▶ EXTRACT
----------

Also, FYI, I do not have an Inverter Power Panel, and I do not have a 12V Power Converter.

I think my 2004 Itasca "Horizon" 40AD power grid is typical of all Winnebago 50A wired DP coaches from ~1998 to ~2009 that incorporate a 2000W Dimensions Inverter-Charger.

In these pictures I have tried to accurately identify single breakers from dual breakers, and I color coded the ALTERNATING bus bars so to show which loads share Circuit #1 and which load share Circuit #2.

* Can someone please tell me how this power grid functions when I'm on 30A and Inverter Power? (Shares bus bars.)

* I know the inverter has an internal relay that passes 120V (Generator, Shore Power, or Inverter Power) to the Sub-main panel, but how does power get to the Main Panel from the inverter?

...Maybe that second black wire to the Main 50A Breaker in the picture is a "loop back" power wire that connects the Sub-Main Panel to only Circuit #2 in the main Power Panel? (Just a guess.)


* And then there is the EMS620 Power Shredder board... Does power go from the Sub-Panel to the EMS620 first and then to the Circuit #2-50A breaker?


* Is that Inverter-Charger circuit breaker always "hot" when I have my generator running or I'm plugged into shore power? ...And then the inverter automatically turns the charger off when sensing there is no power on the 30A-L1-Circuit #1?


* The inverter has 3-wires (red, white, ground) going to it and 3-wires going out? Where do they go?

----------

▶ RECORDED DATA
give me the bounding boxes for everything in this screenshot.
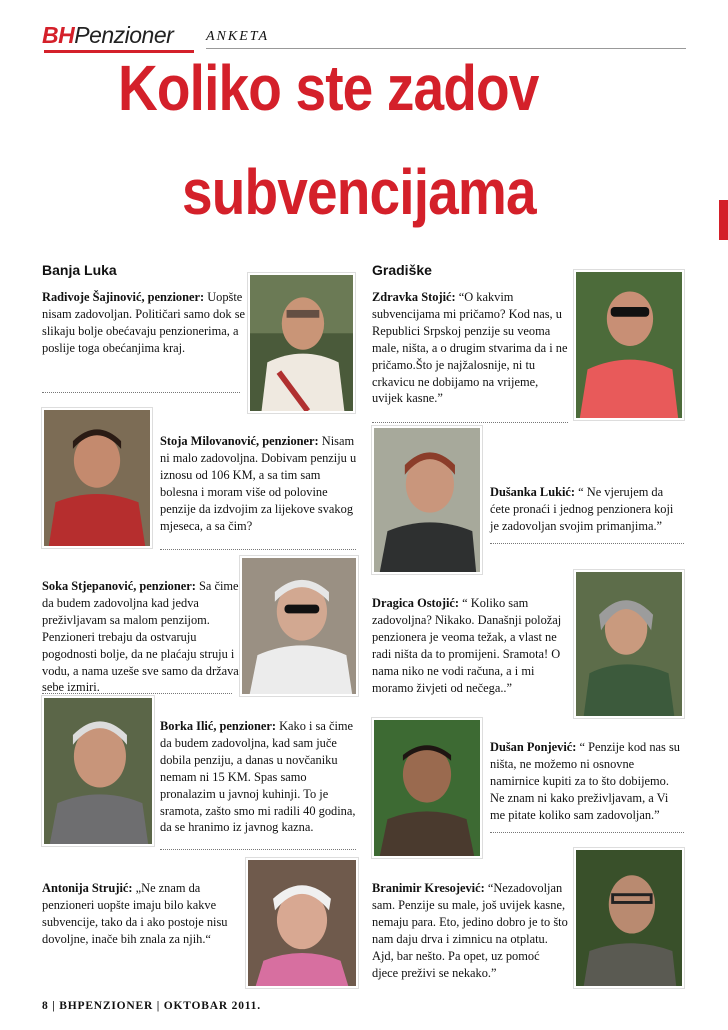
portrait-photo-branimir	[574, 848, 684, 988]
portrait-photo-stoja	[42, 408, 152, 548]
portrait-photo-dragica	[574, 570, 684, 718]
dotted-divider	[160, 849, 356, 850]
footer-separator: |	[52, 1000, 56, 1012]
entry-name: Dušan Ponjević:	[490, 740, 577, 754]
entry-text: „Ne znam da penzioneri uopšte imaju bilo kakve subvencije, tako da i ako postoje nisu dovoljne, inače bih znala za njih.“	[42, 881, 228, 946]
dotted-divider	[372, 422, 568, 423]
entry-name: Dušanka Lukić:	[490, 485, 576, 499]
footer-publication: BHPENZIONER	[59, 1000, 154, 1012]
entry-name: Stoja Milovanović, penzioner:	[160, 434, 319, 448]
footer-separator: |	[156, 1000, 161, 1012]
entry-name: Antonija Strujić:	[42, 881, 133, 895]
entry-text: “Nezadovoljan sam. Penzije su male, još uvijek kasne, nemaju para. Eto, jedino dobro je to što nam daju drva i zimnicu na otplatu. Ajd, bar nešto. Pa opet, uz pomoć djece preživi se nekako.”	[372, 881, 568, 980]
portrait-photo-dusanka	[372, 426, 482, 574]
entry-text: “ Ne vjerujem da ćete pronaći i jednog penzionera koji je zadovoljan svojim primanjima.”	[490, 485, 674, 533]
entry-borka-ilic	[160, 718, 358, 836]
dotted-divider	[160, 549, 356, 550]
entry-branimir-kresojevic	[372, 880, 568, 981]
headline-line-1: Koliko ste zadov	[118, 52, 539, 124]
logo-bh: BH	[42, 21, 75, 48]
portrait-photo-radivoje	[248, 273, 355, 413]
entry-dragica-ostojic	[372, 595, 572, 696]
entry-dusan-ponjevic	[490, 739, 686, 824]
city-heading-banja-luka: Banja Luka	[42, 262, 117, 278]
entry-name: Borka Ilić, penzioner:	[160, 719, 276, 733]
entry-text: Sa čime da budem zadovoljna kad jedva preživljavam sa malom penzijom. Penzioneri trebaju da ostvaruju pogodnosti bolje, da ne plaćaju struju i vodu, a nama uzeše sve samo da država sebe izmiri.	[42, 579, 239, 695]
portrait-photo-dusan	[372, 718, 482, 858]
dotted-divider	[490, 832, 684, 833]
page-footer	[42, 1000, 261, 1012]
entry-text: “ Penzije kod nas su ništa, ne možemo ni osnovne namirnice kupiti za to što dobijemo. Ne znam ni kako preživljavam, a Vi me pitate koliko sam zadovoljan.”	[490, 740, 680, 822]
page-edge-accent	[719, 200, 728, 240]
entry-text: “O kakvim subvencijama mi pričamo? Kod nas, u Republici Srpskoj penzije su veoma male, ništa, a o drugim stvarima da i ne pričamo.Što je najžalosnije, ni tu crkavicu ne dobijamo na vrijeme, uvijek kasne.”	[372, 290, 568, 406]
headline-line-2: subvencijama	[182, 156, 536, 228]
entry-name: Soka Stjepanović, penzioner:	[42, 579, 196, 593]
entry-antonija-strujic	[42, 880, 242, 948]
header-divider	[206, 48, 686, 49]
city-heading-gradiske: Gradiške	[372, 262, 432, 278]
headline-area	[0, 50, 728, 250]
entry-zdravka-stojic	[372, 289, 568, 407]
entry-soka-stjepanovic	[42, 578, 242, 696]
entry-name: Dragica Ostojić:	[372, 596, 460, 610]
publication-logo	[42, 22, 173, 48]
entry-stoja-milovanovic	[160, 433, 360, 534]
entry-name: Zdravka Stojić:	[372, 290, 456, 304]
portrait-photo-zdravka	[574, 270, 684, 420]
entry-name: Radivoje Šajinović, penzioner:	[42, 290, 205, 304]
dotted-divider	[42, 392, 240, 393]
entry-text: Uopšte nisam zadovoljan. Političari samo dok se slikaju bolje obećavaju penzionerima, a poslije toga obećanjima kraj.	[42, 290, 246, 355]
portrait-photo-borka	[42, 696, 154, 846]
portrait-photo-antonija	[246, 858, 358, 988]
entry-name: Branimir Kresojević:	[372, 881, 485, 895]
entry-text: “ Koliko sam zadovoljna? Nikako. Današnji položaj penzionera je veoma težak, a vlast ne radi ništa da to promijeni. Sramota! O nama niko ne vodi računa, a i mi moramo živjeti od nečega..”	[372, 596, 562, 695]
section-label: ANKETA	[206, 29, 270, 44]
entry-text: Nisam ni malo zadovoljna. Dobivam penziju u iznosu od 106 KM, a sa tim sam bolesna i moram više od polovine penzije da izdvojim za lijekove svakog mjeseca, a sa čim?	[160, 434, 357, 533]
dotted-divider	[490, 543, 684, 544]
entry-radivoje-sajinovic	[42, 289, 248, 357]
portrait-photo-soka	[240, 556, 358, 696]
dotted-divider	[42, 693, 232, 694]
footer-issue: OKTOBAR 2011.	[163, 1000, 261, 1012]
page-number: 8	[42, 1000, 49, 1012]
entry-text: Kako i sa čime da budem zadovoljna, kad sam juče dobila penziju, a danas u novčaniku nemam ni 15 KM. Spas samo pronalazim u javnoj kuhinji. To je sramota, zašto smo mi radili 40 godina, da se hranimo iz javnog kazna.	[160, 719, 356, 835]
entry-dusanka-lukic	[490, 484, 685, 535]
logo-penzioner: Penzioner	[74, 21, 174, 48]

----------

▶ SET TASKS
a: Summarize the Itasca power grid post in two sentences.
b: Pick up the Itasca power grid post after its last sentence and keep writing.
The records were taken from a different source.

▶ TASK-BY-TASK RESULTS
a: The writer describes the power grid of a 2004 Itasca "Horizon" 40AD, which has no Inverter Power Panel or 12V Power Converter, and thinks it is typical of Winnebago 50A wired DP coaches from about 1998 to 2009 that use a 2000W Dimensions Inverter-Charger. The writer asks how the grid works on 30A and inverter power, how power gets from the inverter to the Main Panel, whether power goes through the EMS620 board before the Circuit #2 50A breaker, and where the inverter's wires go.

b:
* How does 12V power get from my battery to my 12V Power Panel? ...Remember, I do not have a Converter. So I think it comes off the battery disconnect switch?
I think in terms of K.I.S.S. Keep it simply simple.
Your grid (pedestal) power is 50A service. This means when you are plugged into the shore power the L1 & L2 of your service panel are hot from the shore feed. A/C 1 is on one and A/C 2 is on the other. Your load center does not have many circuits. (https://www.winnebago.com/Files/File...ire_145021.pdf)
I can see your confusion. It almost looks like the 30A inverter breaker is connected to both buses. I have not seen this in Winnebago. Usually it is only on one 30A leg and is a 120V inverter. This is more likely the case and the 30A breaker is full frame build. Lets go with it being a 120V inverter at 30A.
When on shore power, the inverter is a charger for the batteries. AC to the inverter is converted into DC for charging the batteries. When shore power is gone, the transfer switch now places the inverter onto the service panel, isolating the shore power, and provides 30A of AC to one side (bus) of the service panel.

When on generator the transfer switch provides 2 120V in phase feeds to the service panel. You do not have the possibility of 240V from the generator if the neutral is lost. Each 120V feed from the generator has a dedicated neutral. The inverter functions as it did on shore power. You do not have 50A/leg as with shore power. This is limited to the size of the output breaker of your generator.

I can't think of any other way of explaining this. In the newer coaches the inverter sub panel is a part of the main service panel. The Energy Management System sheds loads to prevent circuit breaker tripping.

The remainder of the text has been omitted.